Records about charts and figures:
>> begin
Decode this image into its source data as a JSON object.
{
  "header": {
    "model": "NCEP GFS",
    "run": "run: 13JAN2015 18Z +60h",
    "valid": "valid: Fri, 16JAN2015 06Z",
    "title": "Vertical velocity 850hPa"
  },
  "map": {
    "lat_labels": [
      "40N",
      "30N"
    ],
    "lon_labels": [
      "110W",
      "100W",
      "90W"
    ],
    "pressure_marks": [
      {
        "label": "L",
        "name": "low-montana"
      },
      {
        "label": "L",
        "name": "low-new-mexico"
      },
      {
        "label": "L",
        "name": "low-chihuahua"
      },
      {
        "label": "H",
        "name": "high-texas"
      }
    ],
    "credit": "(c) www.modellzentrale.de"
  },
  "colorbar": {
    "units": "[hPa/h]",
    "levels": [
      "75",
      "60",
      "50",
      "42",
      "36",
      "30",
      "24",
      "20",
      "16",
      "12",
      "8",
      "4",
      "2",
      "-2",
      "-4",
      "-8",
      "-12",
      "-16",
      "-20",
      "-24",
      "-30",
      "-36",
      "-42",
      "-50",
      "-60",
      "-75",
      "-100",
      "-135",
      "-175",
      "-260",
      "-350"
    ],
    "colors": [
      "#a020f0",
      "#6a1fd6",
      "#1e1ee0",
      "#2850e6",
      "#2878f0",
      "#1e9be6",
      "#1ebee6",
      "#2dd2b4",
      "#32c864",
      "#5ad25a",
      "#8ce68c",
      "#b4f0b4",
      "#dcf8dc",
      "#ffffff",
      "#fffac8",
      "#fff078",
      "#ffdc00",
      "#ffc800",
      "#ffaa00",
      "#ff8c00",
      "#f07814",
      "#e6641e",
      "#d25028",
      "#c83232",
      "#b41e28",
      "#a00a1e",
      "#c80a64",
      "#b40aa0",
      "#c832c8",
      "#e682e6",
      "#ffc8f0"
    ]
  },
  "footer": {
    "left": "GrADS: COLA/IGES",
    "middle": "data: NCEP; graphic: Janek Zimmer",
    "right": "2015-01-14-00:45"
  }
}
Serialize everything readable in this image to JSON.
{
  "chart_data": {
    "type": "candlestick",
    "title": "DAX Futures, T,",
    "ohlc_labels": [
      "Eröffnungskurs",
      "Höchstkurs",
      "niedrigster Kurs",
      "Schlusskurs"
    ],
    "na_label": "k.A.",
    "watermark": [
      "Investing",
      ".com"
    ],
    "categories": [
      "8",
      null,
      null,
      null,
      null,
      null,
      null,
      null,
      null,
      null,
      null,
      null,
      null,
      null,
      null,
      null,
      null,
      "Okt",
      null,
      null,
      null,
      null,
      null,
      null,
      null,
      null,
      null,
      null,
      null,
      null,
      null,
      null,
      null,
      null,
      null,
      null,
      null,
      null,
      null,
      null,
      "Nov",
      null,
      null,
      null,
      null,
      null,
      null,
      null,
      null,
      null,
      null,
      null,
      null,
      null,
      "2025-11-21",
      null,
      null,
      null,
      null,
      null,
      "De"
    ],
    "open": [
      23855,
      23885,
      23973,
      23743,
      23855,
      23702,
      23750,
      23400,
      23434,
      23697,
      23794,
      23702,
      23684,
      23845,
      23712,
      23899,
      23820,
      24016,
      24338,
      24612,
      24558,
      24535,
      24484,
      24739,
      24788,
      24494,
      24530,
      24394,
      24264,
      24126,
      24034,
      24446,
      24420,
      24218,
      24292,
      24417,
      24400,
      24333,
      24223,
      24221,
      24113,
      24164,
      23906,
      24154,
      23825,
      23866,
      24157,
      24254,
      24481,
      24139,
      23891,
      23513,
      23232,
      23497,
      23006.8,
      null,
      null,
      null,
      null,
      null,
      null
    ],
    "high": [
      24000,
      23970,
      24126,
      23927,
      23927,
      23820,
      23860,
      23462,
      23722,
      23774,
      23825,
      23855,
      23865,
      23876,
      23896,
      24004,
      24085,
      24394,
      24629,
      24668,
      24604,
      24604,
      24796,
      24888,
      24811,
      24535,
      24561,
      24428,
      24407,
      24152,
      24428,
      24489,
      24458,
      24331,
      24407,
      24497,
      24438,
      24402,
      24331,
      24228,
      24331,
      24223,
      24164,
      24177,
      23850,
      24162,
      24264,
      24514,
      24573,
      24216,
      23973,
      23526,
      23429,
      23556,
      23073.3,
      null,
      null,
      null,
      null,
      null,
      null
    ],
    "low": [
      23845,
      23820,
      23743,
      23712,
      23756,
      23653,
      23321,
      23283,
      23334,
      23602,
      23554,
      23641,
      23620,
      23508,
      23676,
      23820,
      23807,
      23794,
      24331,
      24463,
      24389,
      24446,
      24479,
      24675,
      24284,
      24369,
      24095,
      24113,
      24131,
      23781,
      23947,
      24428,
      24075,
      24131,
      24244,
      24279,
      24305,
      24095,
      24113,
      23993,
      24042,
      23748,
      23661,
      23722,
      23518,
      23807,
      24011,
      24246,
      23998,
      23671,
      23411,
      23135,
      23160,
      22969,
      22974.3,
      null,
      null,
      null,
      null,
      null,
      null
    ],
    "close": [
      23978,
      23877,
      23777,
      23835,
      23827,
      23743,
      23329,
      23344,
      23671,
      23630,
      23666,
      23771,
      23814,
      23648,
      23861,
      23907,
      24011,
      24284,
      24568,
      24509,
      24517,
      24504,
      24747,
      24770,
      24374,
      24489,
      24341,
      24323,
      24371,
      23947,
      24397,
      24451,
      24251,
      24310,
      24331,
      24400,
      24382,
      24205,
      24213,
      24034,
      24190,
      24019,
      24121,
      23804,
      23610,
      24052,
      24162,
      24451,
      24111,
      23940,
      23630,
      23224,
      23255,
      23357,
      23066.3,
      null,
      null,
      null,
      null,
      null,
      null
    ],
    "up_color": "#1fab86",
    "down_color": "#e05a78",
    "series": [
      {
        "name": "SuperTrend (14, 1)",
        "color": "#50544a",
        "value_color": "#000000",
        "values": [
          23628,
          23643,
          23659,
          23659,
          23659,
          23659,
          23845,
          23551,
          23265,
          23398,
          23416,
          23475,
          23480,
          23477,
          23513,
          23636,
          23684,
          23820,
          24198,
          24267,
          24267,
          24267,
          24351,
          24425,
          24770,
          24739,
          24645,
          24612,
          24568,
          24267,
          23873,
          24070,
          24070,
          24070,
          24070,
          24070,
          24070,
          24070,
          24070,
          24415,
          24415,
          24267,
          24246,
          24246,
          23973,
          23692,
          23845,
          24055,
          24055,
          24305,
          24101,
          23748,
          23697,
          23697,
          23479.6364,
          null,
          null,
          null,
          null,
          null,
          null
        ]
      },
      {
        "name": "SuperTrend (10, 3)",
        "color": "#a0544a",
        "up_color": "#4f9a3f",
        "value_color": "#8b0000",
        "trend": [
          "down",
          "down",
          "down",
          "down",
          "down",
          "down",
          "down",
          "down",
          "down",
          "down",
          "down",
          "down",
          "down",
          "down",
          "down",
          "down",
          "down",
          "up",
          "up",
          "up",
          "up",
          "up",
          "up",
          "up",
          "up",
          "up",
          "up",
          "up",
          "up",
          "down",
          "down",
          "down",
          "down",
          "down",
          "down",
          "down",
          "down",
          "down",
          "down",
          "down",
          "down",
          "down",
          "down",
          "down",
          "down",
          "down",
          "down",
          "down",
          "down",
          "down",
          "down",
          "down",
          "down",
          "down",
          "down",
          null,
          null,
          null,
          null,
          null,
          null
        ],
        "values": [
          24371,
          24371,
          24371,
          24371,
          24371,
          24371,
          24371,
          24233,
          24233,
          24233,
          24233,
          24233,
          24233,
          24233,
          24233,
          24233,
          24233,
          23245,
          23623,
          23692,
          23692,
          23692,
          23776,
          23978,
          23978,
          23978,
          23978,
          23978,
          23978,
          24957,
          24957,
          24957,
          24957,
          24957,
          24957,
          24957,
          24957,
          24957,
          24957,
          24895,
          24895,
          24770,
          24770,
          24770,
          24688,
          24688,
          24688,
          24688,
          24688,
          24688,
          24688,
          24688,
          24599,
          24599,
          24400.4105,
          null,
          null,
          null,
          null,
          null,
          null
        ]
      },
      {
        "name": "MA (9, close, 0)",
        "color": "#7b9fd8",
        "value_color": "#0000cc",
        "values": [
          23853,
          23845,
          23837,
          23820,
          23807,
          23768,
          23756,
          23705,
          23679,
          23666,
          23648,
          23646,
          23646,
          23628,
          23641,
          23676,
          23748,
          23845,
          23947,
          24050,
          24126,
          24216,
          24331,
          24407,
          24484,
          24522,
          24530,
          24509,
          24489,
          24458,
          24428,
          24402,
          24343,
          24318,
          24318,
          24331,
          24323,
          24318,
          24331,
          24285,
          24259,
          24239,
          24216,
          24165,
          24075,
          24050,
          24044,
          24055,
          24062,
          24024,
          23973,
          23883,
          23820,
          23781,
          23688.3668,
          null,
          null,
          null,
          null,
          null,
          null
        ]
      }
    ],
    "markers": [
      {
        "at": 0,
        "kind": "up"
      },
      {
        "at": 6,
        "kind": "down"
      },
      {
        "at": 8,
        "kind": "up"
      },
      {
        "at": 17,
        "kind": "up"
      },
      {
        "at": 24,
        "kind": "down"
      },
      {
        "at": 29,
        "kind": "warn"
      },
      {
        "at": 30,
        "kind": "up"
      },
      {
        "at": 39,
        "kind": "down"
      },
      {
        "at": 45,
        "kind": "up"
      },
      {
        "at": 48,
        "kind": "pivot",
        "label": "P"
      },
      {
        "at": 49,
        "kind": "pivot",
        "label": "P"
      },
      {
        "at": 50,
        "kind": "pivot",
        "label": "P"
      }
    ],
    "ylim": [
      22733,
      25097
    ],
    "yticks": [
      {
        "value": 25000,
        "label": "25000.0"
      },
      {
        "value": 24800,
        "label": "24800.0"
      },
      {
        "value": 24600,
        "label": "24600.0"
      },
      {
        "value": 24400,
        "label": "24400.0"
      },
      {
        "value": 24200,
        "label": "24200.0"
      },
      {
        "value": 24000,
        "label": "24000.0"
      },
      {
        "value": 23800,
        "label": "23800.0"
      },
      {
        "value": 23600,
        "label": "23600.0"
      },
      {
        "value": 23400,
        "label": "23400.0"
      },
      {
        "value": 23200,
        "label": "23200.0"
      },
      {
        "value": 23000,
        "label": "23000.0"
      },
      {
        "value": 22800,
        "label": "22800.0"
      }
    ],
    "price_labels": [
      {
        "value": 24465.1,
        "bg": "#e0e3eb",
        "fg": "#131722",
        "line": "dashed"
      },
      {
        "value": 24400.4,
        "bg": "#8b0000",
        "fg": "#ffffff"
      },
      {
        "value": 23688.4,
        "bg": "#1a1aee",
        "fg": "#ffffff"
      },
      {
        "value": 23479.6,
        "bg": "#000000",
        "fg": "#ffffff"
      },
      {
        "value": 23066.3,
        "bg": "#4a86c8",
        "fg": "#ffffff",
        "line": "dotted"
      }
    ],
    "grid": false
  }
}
>> end
■ JOB: Search the lines for the string "this" and copy every line that has it.

■ WORKED ANSWER:
Decode this image into its source data as a JSON object.
Serialize everything readable in this image to JSON.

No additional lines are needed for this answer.